(PROVIDED TEXT):
• • • • •

How can I check the current temperature and set threshold of MLX_5(Connectx-6)?

Dear Mellanox Support team,

The following message is recorded in /var/log/messages.

Dec 3 18:47:13 hgpu009 kernel: mlx5_core 0000: 3b: 00.0: mlx5_temp_warning_event: 564: (pid 0): High temperature on sensors with bit set 0 0

?It seems that the following times have been recorded in the past month.

[root @ hbcm01 log] # grep “High temperature” messages * | grep gpu | wc -l

77

[root @ hbcm01 log] # grep “High temperature” messages * | grep cpu | wc -l

4

?

How can I check the current temperature and set threshold?

The IB HCAs are installed 2VU GPU servers and 4N2U servers.

CS-MLNX-N3HR50-X16-C6-1P CONNECTX-6 VPI ADAPTER CARD, 1 (00GB/S (HDR100, EDR INFINIBAND) FW Version:20.25.7020

Thank you,

Kazuki

Hi Kazuki,

The latest firmware version for the CX-6 card is 20.26.1040(Mellanox GA). For HDR, we constantly work on improvements and it is recommended to stay on the latest version available. Thus, it would be great if you could upgrade the FW to latest version. If the PSID of the card is cray specific and not starting with “MT_”, it would be great if you could validate internally on the latest supported and tested by Cray. Also, please make sure you set your FAN speed of the node to max.

Please let me know if upgrading the FW resolves the issue.

With respect to your question related to checking the current temperature, you need to install Mellanox Firmware Tools on the affected node. You can download the latest version through the following link → Mellanox Firmware Tools (MFT)

Output example:

lspci -d 15b3:

04:00.0 Ethernet controller: Mellanox Technologies MT27800 Family [ConnectX-5]

04:00.1 Ethernet controller: Mellanox Technologies MT27800 Family [ConnectX-5]

06:00.0 Ethernet controller: Mellanox Technologies MT27700 Family [ConnectX-4]

06:00.1 Infiniband controller: Mellanox Technologies MT27700 Family [ConnectX-4]

mget_temp -d 06:00.1

70

Thanks,

Namrata.

Dear Mellanox support,

I couldn’t find any information about the ConnectX-6 temperature threshold in the range I checked the homepage and BIOS settings.

If there is any document or confirmation command that describes the threshold setting, please tell me.

Thank you,

Kazuki

• • • • •

(RECORDS TO PROCESS):
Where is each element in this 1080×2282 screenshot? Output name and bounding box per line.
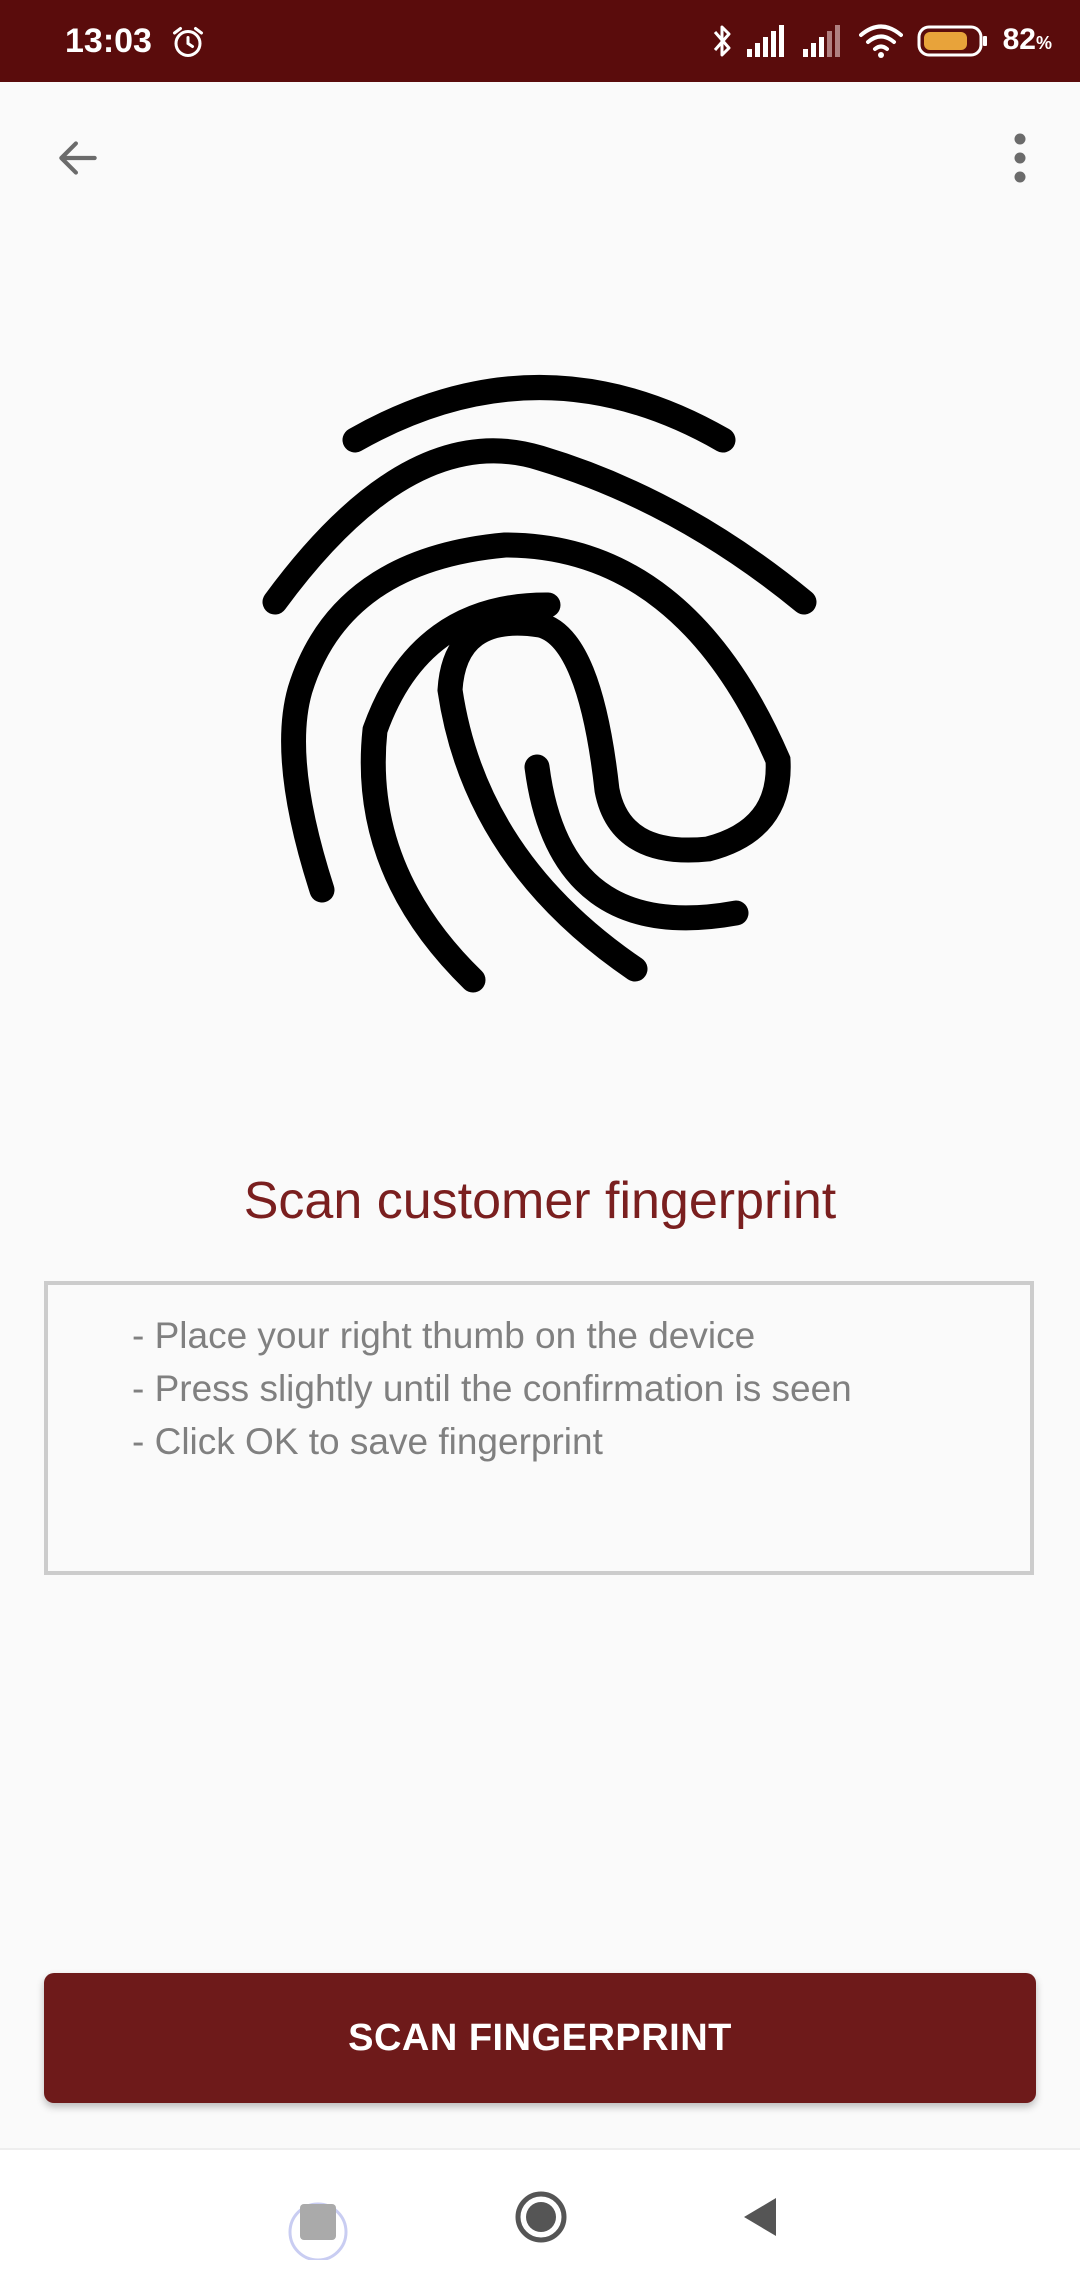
signal-icon [802,25,840,57]
back-button[interactable] [38,118,118,198]
alarm-icon [173,27,203,57]
instructions-box: - Place your right thumb on the device -… [44,1281,1034,1575]
status-icons: 82% [697,18,1052,64]
recents-icon[interactable] [286,2190,356,2260]
status-bar: 13:03 82% [0,0,1080,82]
battery-percentage-sign: % [1035,32,1052,53]
instruction-line: - Click OK to save fingerprint [132,1421,603,1462]
status-time: 13:03 [65,22,152,60]
home-icon[interactable] [508,2184,574,2250]
wifi-icon [858,24,903,58]
navigation-bar [0,2148,1080,2282]
fingerprint-icon [262,375,817,993]
arrow-back-icon [59,141,97,175]
more-options-button[interactable] [980,118,1060,198]
page-title: Scan customer fingerprint [243,1172,837,1230]
back-icon[interactable] [738,2194,782,2240]
more-vert-icon [1014,133,1026,183]
bluetooth-icon [713,25,731,57]
battery-percentage-value: 82 [1002,22,1036,56]
instruction-line: - Press slightly until the confirmation … [132,1368,852,1409]
battery-icon [917,25,987,57]
scan-fingerprint-button[interactable]: SCAN FINGERPRINT [44,1973,1036,2103]
battery-percentage: 82% [1003,17,1052,66]
signal-icon [746,25,784,57]
instruction-line: - Place your right thumb on the device [132,1315,756,1356]
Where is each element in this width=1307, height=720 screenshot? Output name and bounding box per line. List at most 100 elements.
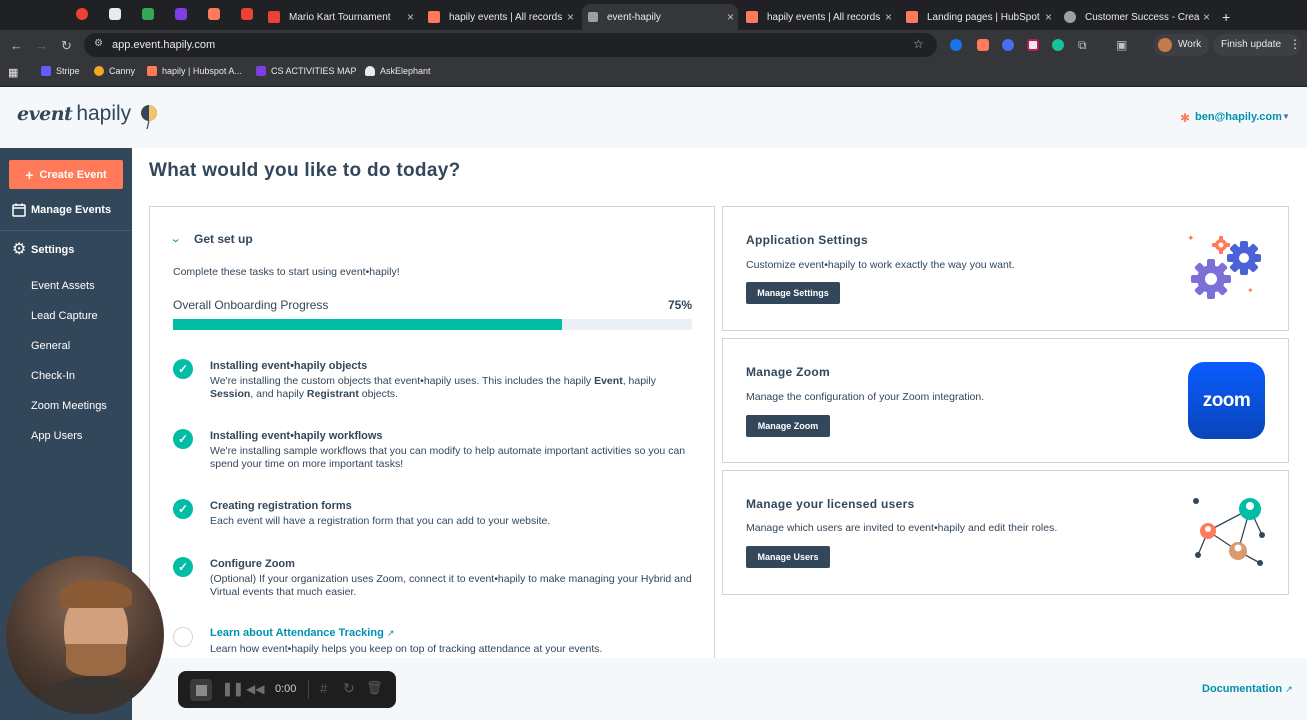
- tab-label: event-hapily: [607, 11, 661, 23]
- bookmark-label: Canny: [109, 66, 136, 76]
- finish-update-button[interactable]: Finish update ⋮: [1213, 34, 1301, 56]
- bookmark-label: Stripe: [56, 66, 80, 76]
- progress-percent: 75%: [668, 298, 693, 312]
- close-tab-icon[interactable]: ×: [727, 10, 734, 24]
- canny-icon: [94, 66, 104, 76]
- tab-favicon: [268, 11, 280, 23]
- bookmark-star-icon[interactable]: ☆: [913, 37, 924, 51]
- gears-icon: ✦ ✦: [1187, 234, 1261, 299]
- logo-event: event: [17, 103, 73, 125]
- tab-label: Mario Kart Tournament: [289, 11, 391, 23]
- webcam-overlay[interactable]: [6, 556, 164, 714]
- tab-label: hapily events | All records: [449, 11, 563, 23]
- url-text[interactable]: app.event.hapily.com: [112, 39, 215, 51]
- forward-icon[interactable]: →: [35, 38, 48, 53]
- card-desc: Customize event•hapily to work exactly t…: [746, 259, 1015, 271]
- close-tab-icon[interactable]: ×: [1203, 10, 1210, 24]
- hubspot-sprocket-icon: ✱: [1180, 111, 1191, 125]
- tab-search-icon[interactable]: ▣: [1116, 38, 1127, 52]
- zoom-logo-text: zoom: [1202, 389, 1251, 411]
- close-tab-icon[interactable]: ×: [1045, 10, 1052, 24]
- restart-icon[interactable]: ↻: [343, 680, 355, 697]
- gmail-tab-icon[interactable]: [241, 8, 253, 20]
- tab-customer-success[interactable]: Customer Success - Crea ×: [1064, 4, 1214, 30]
- close-tab-icon[interactable]: ×: [885, 10, 892, 24]
- tab-mario-kart[interactable]: Mario Kart Tournament ×: [268, 4, 418, 30]
- setup-title[interactable]: Get set up: [194, 232, 253, 246]
- task-title: Installing event•hapily objects: [210, 360, 368, 372]
- grammarly-icon[interactable]: [1052, 39, 1064, 51]
- bookmark-stripe[interactable]: Stripe: [41, 66, 80, 76]
- sidebar-item-zoom-meetings[interactable]: Zoom Meetings: [31, 400, 107, 412]
- sidebar-item-app-users[interactable]: App Users: [31, 430, 82, 442]
- extension-icon[interactable]: [1027, 39, 1039, 51]
- extension-icon[interactable]: [1002, 39, 1014, 51]
- tab-hapily-events-2[interactable]: hapily events | All records ×: [746, 4, 896, 30]
- documentation-link[interactable]: Documentation ↗: [1202, 683, 1293, 695]
- tab-landing-pages[interactable]: Landing pages | HubSpot ×: [906, 4, 1056, 30]
- finish-update-label: Finish update: [1221, 39, 1282, 50]
- attendance-tracking-link[interactable]: Learn about Attendance Tracking ↗: [210, 627, 394, 639]
- reload-icon[interactable]: ↻: [61, 38, 72, 54]
- svg-text:✦: ✦: [1247, 286, 1254, 295]
- pause-icon[interactable]: ❚❚: [222, 681, 244, 697]
- task-desc: Learn how event•hapily helps you keep on…: [210, 643, 603, 655]
- card-desc: Manage the configuration of your Zoom in…: [746, 391, 985, 403]
- pinned-tab-icon[interactable]: [208, 8, 220, 20]
- progress-fill: [173, 319, 563, 330]
- extension-icon[interactable]: [950, 39, 962, 51]
- apps-grid-icon[interactable]: ▦: [8, 66, 18, 79]
- app-logo[interactable]: event hapily: [17, 102, 131, 126]
- rewind-icon[interactable]: ◀◀: [246, 682, 264, 696]
- hair: [60, 580, 132, 608]
- trash-icon[interactable]: 🗑: [366, 680, 383, 696]
- manage-zoom-button[interactable]: Manage Zoom: [746, 415, 830, 437]
- sidebar-item-event-assets[interactable]: Event Assets: [31, 280, 95, 292]
- task-complete-check-icon: ✓: [173, 359, 193, 379]
- manage-events-label: Manage Events: [31, 204, 112, 216]
- bookmark-hapily[interactable]: hapily | Hubspot A...: [147, 66, 242, 76]
- tab-favicon: [746, 11, 758, 23]
- bookmark-label: AskElephant: [380, 66, 431, 76]
- bookmark-cs-activities[interactable]: CS ACTIVITIES MAP: [256, 66, 357, 76]
- task-desc-text: We're installing the custom objects that…: [210, 375, 595, 387]
- back-icon[interactable]: ←: [10, 38, 23, 53]
- close-tab-icon[interactable]: ×: [407, 10, 414, 24]
- sidebar-item-check-in[interactable]: Check-In: [31, 370, 75, 382]
- manage-users-button[interactable]: Manage Users: [746, 546, 830, 568]
- extension-icon[interactable]: [977, 39, 989, 51]
- create-event-label: Create Event: [39, 168, 107, 181]
- pinned-tab-icon[interactable]: [142, 8, 154, 20]
- manage-zoom-card: Manage Zoom Manage the configuration of …: [722, 338, 1289, 463]
- users-network-icon: [1193, 498, 1265, 566]
- recorder-toolbar: ❚❚ ◀◀ 0:00 # ↻ 🗑: [178, 671, 396, 708]
- map-icon: [256, 66, 266, 76]
- new-tab-button[interactable]: +: [1222, 4, 1236, 30]
- extensions-puzzle-icon[interactable]: ⧉: [1078, 38, 1087, 53]
- stripe-icon: [41, 66, 51, 76]
- more-menu-icon[interactable]: ⋮: [1289, 37, 1301, 51]
- close-tab-icon[interactable]: ×: [567, 10, 574, 24]
- nav-manage-events[interactable]: Manage Events: [0, 193, 132, 231]
- chevron-down-icon[interactable]: ▼: [1282, 112, 1290, 121]
- stop-recording-button[interactable]: [190, 679, 212, 701]
- tab-hapily-events[interactable]: hapily events | All records ×: [428, 4, 578, 30]
- sidebar-item-general[interactable]: General: [31, 340, 70, 352]
- sidebar-item-lead-capture[interactable]: Lead Capture: [31, 310, 98, 322]
- manage-settings-button[interactable]: Manage Settings: [746, 282, 840, 304]
- user-email[interactable]: ben@hapily.com: [1195, 111, 1282, 123]
- address-bar[interactable]: ⚙ app.event.hapily.com ☆: [84, 33, 937, 57]
- recording-timer: 0:00: [275, 683, 297, 695]
- grid-icon[interactable]: #: [320, 681, 327, 696]
- bookmark-askelephant[interactable]: AskElephant: [365, 66, 431, 76]
- pinned-tab-icon[interactable]: [109, 8, 121, 20]
- tab-event-hapily[interactable]: event-hapily ×: [582, 4, 738, 30]
- bookmark-canny[interactable]: Canny: [94, 66, 135, 76]
- nav-settings[interactable]: ⚙ Settings: [0, 236, 132, 264]
- chevron-down-icon[interactable]: ⌄: [170, 232, 182, 245]
- site-info-icon[interactable]: ⚙: [94, 38, 103, 49]
- profile-button[interactable]: Work: [1153, 34, 1209, 56]
- create-event-button[interactable]: + Create Event: [9, 160, 123, 189]
- pinned-tab-icon[interactable]: [76, 8, 88, 20]
- pinned-tab-icon[interactable]: [175, 8, 187, 20]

• • • • •

(WHAT TO WORK ON):
**1)** In the ConnectX-6 temperature thread, what is the latest firmware version given for the CX-6 card?
**2)** In the entries, edit the lines from the one that contains "signal-icon [802,25,840,57]" through the one that contains "status-bar: 13:03 82% [0,0,1080,82]", replacing "right" with "left" and keeping everything else the same. Return only those lines.
The forum thread and the entries have nothing to do with each other.

(EXPECTED RESPONSES):
**1)** 20.26.1040 (Mellanox GA)

**2)**
signal-icon [802,25,840,57]
back-button[interactable] [38,118,118,198]
alarm-icon [173,27,203,57]
instructions-box: - Place your left thumb on the device -… [44,1281,1034,1575]
status-icons: 82% [697,18,1052,64]
recents-icon[interactable] [286,2190,356,2260]
status-bar: 13:03 82% [0,0,1080,82]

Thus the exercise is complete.